Make an exact copy of all the entries, but do not reproduce the pictures.
** Begin The input **
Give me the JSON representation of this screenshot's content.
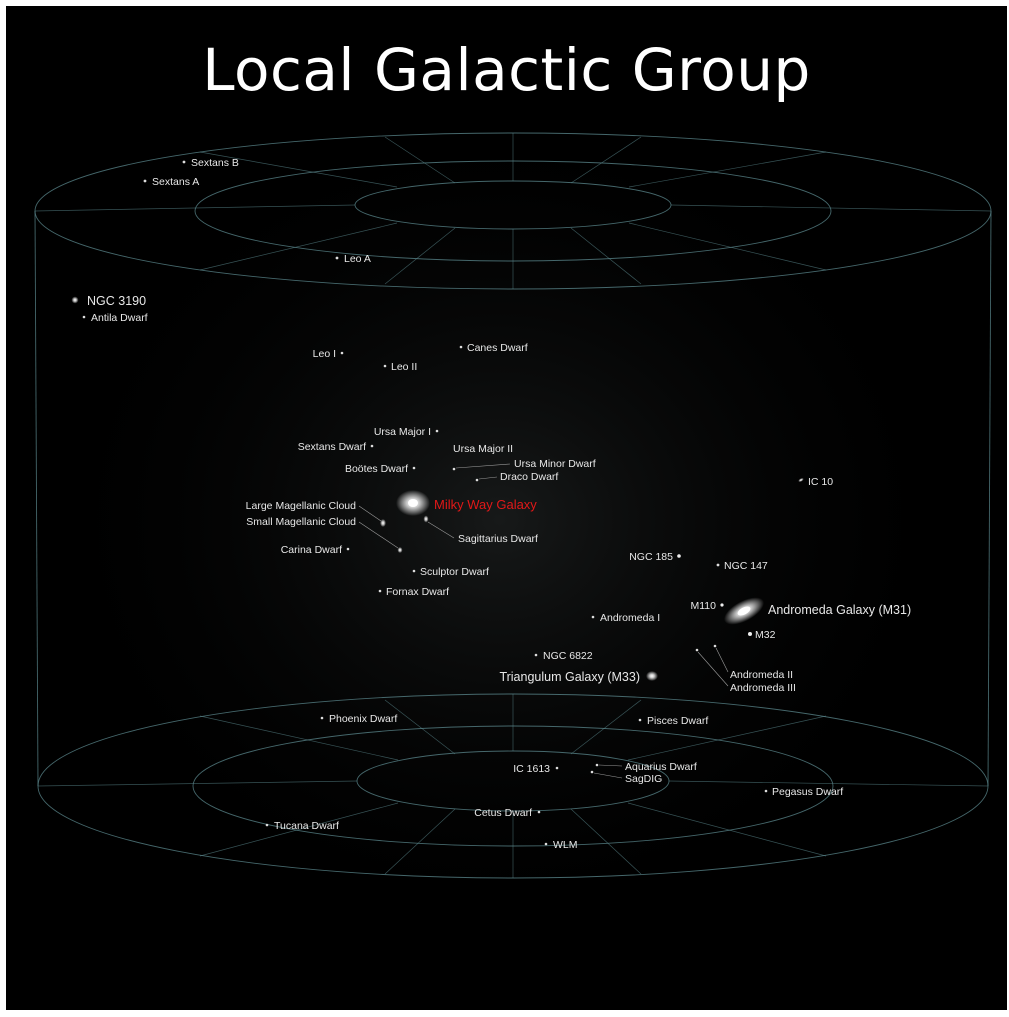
{
  "title": "Local Galactic Group",
  "galaxies": {
    "sextans_b": "Sextans B",
    "sextans_a": "Sextans A",
    "leo_a": "Leo A",
    "ngc_3190": "NGC 3190",
    "antlia_dwarf": "Antila Dwarf",
    "leo_i": "Leo I",
    "leo_ii": "Leo II",
    "canes_dwarf": "Canes Dwarf",
    "ursa_major_i": "Ursa Major I",
    "sextans_dwarf": "Sextans Dwarf",
    "ursa_major_ii": "Ursa Major II",
    "bootes_dwarf": "Boötes Dwarf",
    "ursa_minor_dwarf": "Ursa Minor Dwarf",
    "draco_dwarf": "Draco Dwarf",
    "milky_way": "Milky Way Galaxy",
    "lmc": "Large Magellanic Cloud",
    "smc": "Small Magellanic Cloud",
    "sagittarius_dwarf": "Sagittarius Dwarf",
    "carina_dwarf": "Carina Dwarf",
    "sculptor_dwarf": "Sculptor Dwarf",
    "fornax_dwarf": "Fornax Dwarf",
    "ic_10": "IC 10",
    "ngc_185": "NGC 185",
    "ngc_147": "NGC 147",
    "m110": "M110",
    "andromeda_galaxy": "Andromeda Galaxy (M31)",
    "m32": "M32",
    "andromeda_i": "Andromeda I",
    "ngc_6822": "NGC 6822",
    "triangulum_galaxy": "Triangulum Galaxy (M33)",
    "andromeda_ii": "Andromeda II",
    "andromeda_iii": "Andromeda III",
    "phoenix_dwarf": "Phoenix Dwarf",
    "pisces_dwarf": "Pisces Dwarf",
    "ic_1613": "IC 1613",
    "aquarius_dwarf": "Aquarius Dwarf",
    "sagdig": "SagDIG",
    "pegasus_dwarf": "Pegasus Dwarf",
    "cetus_dwarf": "Cetus Dwarf",
    "tucana_dwarf": "Tucana Dwarf",
    "wlm": "WLM"
  },
  "colors": {
    "background": "#000000",
    "grid": "#5c8a8f",
    "label": "#e8e8e8",
    "milky_way_label": "#e01818"
  }
}
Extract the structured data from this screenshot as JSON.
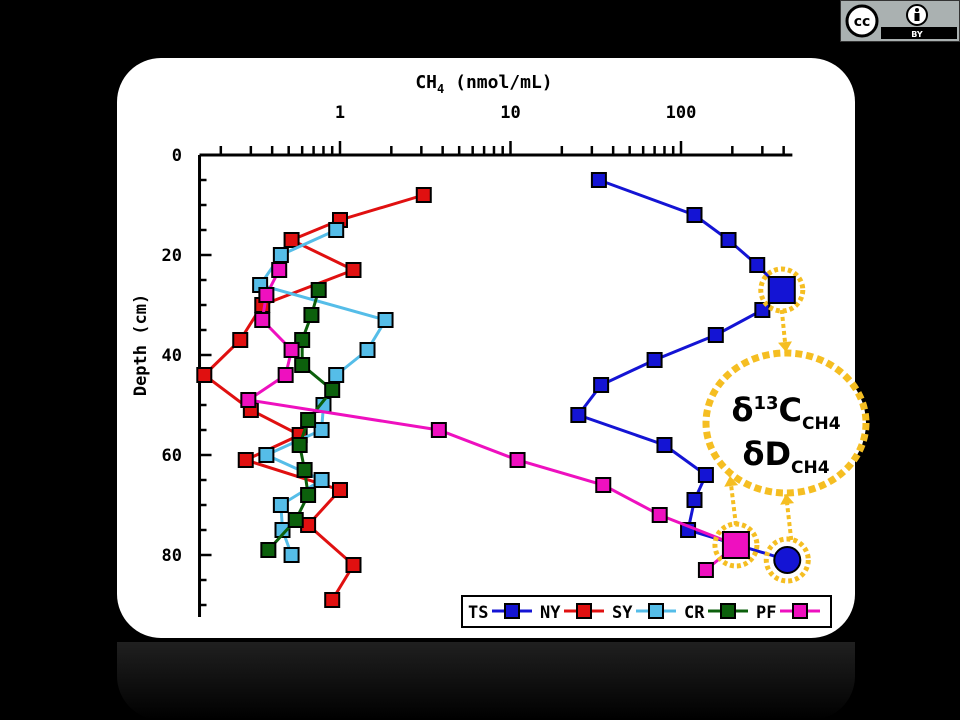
{
  "license_badge": {
    "cc_text": "cc",
    "by_text": "BY"
  },
  "chart_data": {
    "type": "scatter",
    "title": "",
    "xlabel_main": "CH",
    "xlabel_sub": "4",
    "xlabel_unit": "(nmol/mL)",
    "ylabel": "Depth (cm)",
    "x_scale": "log",
    "xlim": [
      0.15,
      450
    ],
    "ylim": [
      0,
      90
    ],
    "x_tick_labels": [
      {
        "value": 1,
        "label": "1"
      },
      {
        "value": 10,
        "label": "10"
      },
      {
        "value": 100,
        "label": "100"
      }
    ],
    "y_tick_labels": [
      {
        "value": 0,
        "label": "0"
      },
      {
        "value": 20,
        "label": "20"
      },
      {
        "value": 40,
        "label": "40"
      },
      {
        "value": 60,
        "label": "60"
      },
      {
        "value": 80,
        "label": "80"
      }
    ],
    "legend_position": "bottom-right",
    "series": [
      {
        "name": "TS",
        "color": "#1414d4",
        "points": [
          [
            33,
            5
          ],
          [
            120,
            12
          ],
          [
            190,
            17
          ],
          [
            280,
            22
          ],
          [
            390,
            27
          ],
          [
            300,
            31
          ],
          [
            160,
            36
          ],
          [
            70,
            41
          ],
          [
            34,
            46
          ],
          [
            25,
            52
          ],
          [
            80,
            58
          ],
          [
            140,
            64
          ],
          [
            120,
            69
          ],
          [
            110,
            75
          ],
          [
            420,
            81
          ]
        ]
      },
      {
        "name": "NY",
        "color": "#e01010",
        "points": [
          [
            3.1,
            8
          ],
          [
            1.0,
            13
          ],
          [
            0.52,
            17
          ],
          [
            1.2,
            23
          ],
          [
            0.35,
            30
          ],
          [
            0.26,
            37
          ],
          [
            0.16,
            44
          ],
          [
            0.3,
            51
          ],
          [
            0.58,
            56
          ],
          [
            0.28,
            61
          ],
          [
            1.0,
            67
          ],
          [
            0.65,
            74
          ],
          [
            1.2,
            82
          ],
          [
            0.9,
            89
          ]
        ]
      },
      {
        "name": "SY",
        "color": "#55bde8",
        "points": [
          [
            0.95,
            15
          ],
          [
            0.45,
            20
          ],
          [
            0.34,
            26
          ],
          [
            1.85,
            33
          ],
          [
            1.45,
            39
          ],
          [
            0.95,
            44
          ],
          [
            0.8,
            50
          ],
          [
            0.78,
            55
          ],
          [
            0.37,
            60
          ],
          [
            0.78,
            65
          ],
          [
            0.45,
            70
          ],
          [
            0.46,
            75
          ],
          [
            0.52,
            80
          ]
        ]
      },
      {
        "name": "CR",
        "color": "#0c600c",
        "points": [
          [
            0.75,
            27
          ],
          [
            0.68,
            32
          ],
          [
            0.6,
            37
          ],
          [
            0.6,
            42
          ],
          [
            0.9,
            47
          ],
          [
            0.65,
            53
          ],
          [
            0.58,
            58
          ],
          [
            0.62,
            63
          ],
          [
            0.65,
            68
          ],
          [
            0.55,
            73
          ],
          [
            0.38,
            79
          ]
        ]
      },
      {
        "name": "PF",
        "color": "#ee10bf",
        "points": [
          [
            0.44,
            23
          ],
          [
            0.37,
            28
          ],
          [
            0.35,
            33
          ],
          [
            0.52,
            39
          ],
          [
            0.48,
            44
          ],
          [
            0.29,
            49
          ],
          [
            3.8,
            55
          ],
          [
            11,
            61
          ],
          [
            35,
            66
          ],
          [
            75,
            72
          ],
          [
            210,
            78
          ],
          [
            140,
            83
          ]
        ]
      }
    ],
    "highlighted_points": [
      {
        "series": "TS",
        "depth": 27
      },
      {
        "series": "PF",
        "depth": 78
      },
      {
        "series": "TS",
        "depth": 81
      }
    ],
    "isotope_bubble": {
      "line1_symbol": "δ",
      "line1_sup": "13",
      "line1_main": "C",
      "line1_sub": "CH4",
      "line2_symbol": "δ",
      "line2_main": "D",
      "line2_sub": "CH4",
      "accent_color": "#f5be22"
    }
  }
}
** End The input **
*Exercise output:*
Give me the JSON representation of this screenshot's content.
{
  "title": "Local Galactic Group",
  "galaxies": {
    "sextans_b": "Sextans B",
    "sextans_a": "Sextans A",
    "leo_a": "Leo A",
    "ngc_3190": "NGC 3190",
    "antlia_dwarf": "Antila Dwarf",
    "leo_i": "Leo I",
    "leo_ii": "Leo II",
    "canes_dwarf": "Canes Dwarf",
    "ursa_major_i": "Ursa Major I",
    "sextans_dwarf": "Sextans Dwarf",
    "ursa_major_ii": "Ursa Major II",
    "bootes_dwarf": "Boötes Dwarf",
    "ursa_minor_dwarf": "Ursa Minor Dwarf",
    "draco_dwarf": "Draco Dwarf",
    "milky_way": "Milky Way Galaxy",
    "lmc": "Large Magellanic Cloud",
    "smc": "Small Magellanic Cloud",
    "sagittarius_dwarf": "Sagittarius Dwarf",
    "carina_dwarf": "Carina Dwarf",
    "sculptor_dwarf": "Sculptor Dwarf",
    "fornax_dwarf": "Fornax Dwarf",
    "ic_10": "IC 10",
    "ngc_185": "NGC 185",
    "ngc_147": "NGC 147",
    "m110": "M110",
    "andromeda_galaxy": "Andromeda Galaxy (M31)",
    "m32": "M32",
    "andromeda_i": "Andromeda I",
    "ngc_6822": "NGC 6822",
    "triangulum_galaxy": "Triangulum Galaxy (M33)",
    "andromeda_ii": "Andromeda II",
    "andromeda_iii": "Andromeda III",
    "phoenix_dwarf": "Phoenix Dwarf",
    "pisces_dwarf": "Pisces Dwarf",
    "ic_1613": "IC 1613",
    "aquarius_dwarf": "Aquarius Dwarf",
    "sagdig": "SagDIG",
    "pegasus_dwarf": "Pegasus Dwarf",
    "cetus_dwarf": "Cetus Dwarf",
    "tucana_dwarf": "Tucana Dwarf",
    "wlm": "WLM"
  },
  "colors": {
    "background": "#000000",
    "grid": "#5c8a8f",
    "label": "#e8e8e8",
    "milky_way_label": "#e01818"
  }
}
Extract the structured data from this screenshot as JSON.
{
  "license_badge": {
    "cc_text": "cc",
    "by_text": "BY"
  },
  "chart_data": {
    "type": "scatter",
    "title": "",
    "xlabel_main": "CH",
    "xlabel_sub": "4",
    "xlabel_unit": "(nmol/mL)",
    "ylabel": "Depth (cm)",
    "x_scale": "log",
    "xlim": [
      0.15,
      450
    ],
    "ylim": [
      0,
      90
    ],
    "x_tick_labels": [
      {
        "value": 1,
        "label": "1"
      },
      {
        "value": 10,
        "label": "10"
      },
      {
        "value": 100,
        "label": "100"
      }
    ],
    "y_tick_labels": [
      {
        "value": 0,
        "label": "0"
      },
      {
        "value": 20,
        "label": "20"
      },
      {
        "value": 40,
        "label": "40"
      },
      {
        "value": 60,
        "label": "60"
      },
      {
        "value": 80,
        "label": "80"
      }
    ],
    "legend_position": "bottom-right",
    "series": [
      {
        "name": "TS",
        "color": "#1414d4",
        "points": [
          [
            33,
            5
          ],
          [
            120,
            12
          ],
          [
            190,
            17
          ],
          [
            280,
            22
          ],
          [
            390,
            27
          ],
          [
            300,
            31
          ],
          [
            160,
            36
          ],
          [
            70,
            41
          ],
          [
            34,
            46
          ],
          [
            25,
            52
          ],
          [
            80,
            58
          ],
          [
            140,
            64
          ],
          [
            120,
            69
          ],
          [
            110,
            75
          ],
          [
            420,
            81
          ]
        ]
      },
      {
        "name": "NY",
        "color": "#e01010",
        "points": [
          [
            3.1,
            8
          ],
          [
            1.0,
            13
          ],
          [
            0.52,
            17
          ],
          [
            1.2,
            23
          ],
          [
            0.35,
            30
          ],
          [
            0.26,
            37
          ],
          [
            0.16,
            44
          ],
          [
            0.3,
            51
          ],
          [
            0.58,
            56
          ],
          [
            0.28,
            61
          ],
          [
            1.0,
            67
          ],
          [
            0.65,
            74
          ],
          [
            1.2,
            82
          ],
          [
            0.9,
            89
          ]
        ]
      },
      {
        "name": "SY",
        "color": "#55bde8",
        "points": [
          [
            0.95,
            15
          ],
          [
            0.45,
            20
          ],
          [
            0.34,
            26
          ],
          [
            1.85,
            33
          ],
          [
            1.45,
            39
          ],
          [
            0.95,
            44
          ],
          [
            0.8,
            50
          ],
          [
            0.78,
            55
          ],
          [
            0.37,
            60
          ],
          [
            0.78,
            65
          ],
          [
            0.45,
            70
          ],
          [
            0.46,
            75
          ],
          [
            0.52,
            80
          ]
        ]
      },
      {
        "name": "CR",
        "color": "#0c600c",
        "points": [
          [
            0.75,
            27
          ],
          [
            0.68,
            32
          ],
          [
            0.6,
            37
          ],
          [
            0.6,
            42
          ],
          [
            0.9,
            47
          ],
          [
            0.65,
            53
          ],
          [
            0.58,
            58
          ],
          [
            0.62,
            63
          ],
          [
            0.65,
            68
          ],
          [
            0.55,
            73
          ],
          [
            0.38,
            79
          ]
        ]
      },
      {
        "name": "PF",
        "color": "#ee10bf",
        "points": [
          [
            0.44,
            23
          ],
          [
            0.37,
            28
          ],
          [
            0.35,
            33
          ],
          [
            0.52,
            39
          ],
          [
            0.48,
            44
          ],
          [
            0.29,
            49
          ],
          [
            3.8,
            55
          ],
          [
            11,
            61
          ],
          [
            35,
            66
          ],
          [
            75,
            72
          ],
          [
            210,
            78
          ],
          [
            140,
            83
          ]
        ]
      }
    ],
    "highlighted_points": [
      {
        "series": "TS",
        "depth": 27
      },
      {
        "series": "PF",
        "depth": 78
      },
      {
        "series": "TS",
        "depth": 81
      }
    ],
    "isotope_bubble": {
      "line1_symbol": "δ",
      "line1_sup": "13",
      "line1_main": "C",
      "line1_sub": "CH4",
      "line2_symbol": "δ",
      "line2_main": "D",
      "line2_sub": "CH4",
      "accent_color": "#f5be22"
    }
  }
}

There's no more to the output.